> **Goal**:
The listing below should be printed exactly, every line of it. Skip the pictures.

> **Source data**:
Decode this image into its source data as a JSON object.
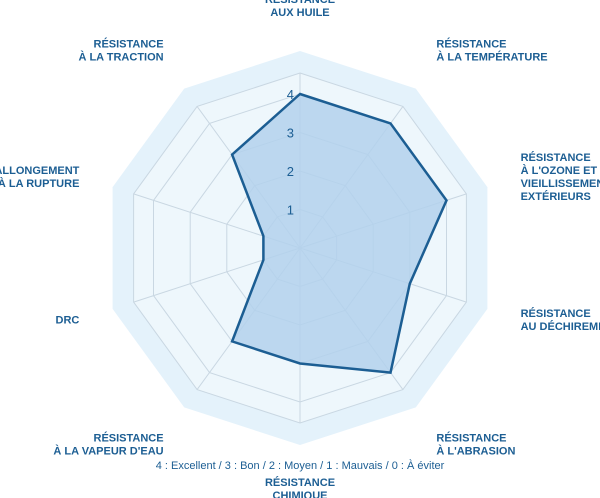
{
  "chart_data": {
    "type": "radar",
    "axis_max": 4,
    "ticks": [
      "1",
      "2",
      "3",
      "4"
    ],
    "axes": [
      {
        "lines": [
          "RÉSISTANCE",
          "AUX HUILE"
        ],
        "value": 4.0
      },
      {
        "lines": [
          "RÉSISTANCE",
          "À LA TEMPÉRATURE"
        ],
        "value": 4.0
      },
      {
        "lines": [
          "RÉSISTANCE",
          "À L'OZONE ET AUX",
          "VIEILLISSEMENTS",
          "EXTÉRIEURS"
        ],
        "value": 4.0
      },
      {
        "lines": [
          "RÉSISTANCE",
          "AU DÉCHIREMENT"
        ],
        "value": 3.0
      },
      {
        "lines": [
          "RÉSISTANCE",
          "À L'ABRASION"
        ],
        "value": 4.0
      },
      {
        "lines": [
          "RÉSISTANCE",
          "CHIMIQUE"
        ],
        "value": 3.0
      },
      {
        "lines": [
          "RÉSISTANCE",
          "À LA VAPEUR D'EAU"
        ],
        "value": 3.0
      },
      {
        "lines": [
          "DRC"
        ],
        "value": 1.0
      },
      {
        "lines": [
          "ALLONGEMENT",
          "À LA RUPTURE"
        ],
        "value": 1.0
      },
      {
        "lines": [
          "RÉSISTANCE",
          "À LA TRACTION"
        ],
        "value": 3.0
      }
    ],
    "legend": "4 : Excellent / 3 : Bon / 2 :  Moyen / 1 : Mauvais / 0 : À éviter",
    "colors": {
      "band_outer": "#e4f2fb",
      "band_inner": "#eef7fc",
      "grid": "#c9d7e2",
      "series_fill": "#b3d1ec",
      "series_stroke": "#1c5e93",
      "text": "#1c5e93"
    }
  }
}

> **Completed exercise**:
Decode this image into its source data as a JSON object.
{
  "chart_data": {
    "type": "radar",
    "axis_max": 4,
    "ticks": [
      "1",
      "2",
      "3",
      "4"
    ],
    "axes": [
      {
        "lines": [
          "RÉSISTANCE",
          "AUX HUILE"
        ],
        "value": 4.0
      },
      {
        "lines": [
          "RÉSISTANCE",
          "À LA TEMPÉRATURE"
        ],
        "value": 4.0
      },
      {
        "lines": [
          "RÉSISTANCE",
          "À L'OZONE ET AUX",
          "VIEILLISSEMENTS",
          "EXTÉRIEURS"
        ],
        "value": 4.0
      },
      {
        "lines": [
          "RÉSISTANCE",
          "AU DÉCHIREMENT"
        ],
        "value": 3.0
      },
      {
        "lines": [
          "RÉSISTANCE",
          "À L'ABRASION"
        ],
        "value": 4.0
      },
      {
        "lines": [
          "RÉSISTANCE",
          "CHIMIQUE"
        ],
        "value": 3.0
      },
      {
        "lines": [
          "RÉSISTANCE",
          "À LA VAPEUR D'EAU"
        ],
        "value": 3.0
      },
      {
        "lines": [
          "DRC"
        ],
        "value": 1.0
      },
      {
        "lines": [
          "ALLONGEMENT",
          "À LA RUPTURE"
        ],
        "value": 1.0
      },
      {
        "lines": [
          "RÉSISTANCE",
          "À LA TRACTION"
        ],
        "value": 3.0
      }
    ],
    "legend": "4 : Excellent / 3 : Bon / 2 :  Moyen / 1 : Mauvais / 0 : À éviter",
    "colors": {
      "band_outer": "#e4f2fb",
      "band_inner": "#eef7fc",
      "grid": "#c9d7e2",
      "series_fill": "#b3d1ec",
      "series_stroke": "#1c5e93",
      "text": "#1c5e93"
    }
  }
}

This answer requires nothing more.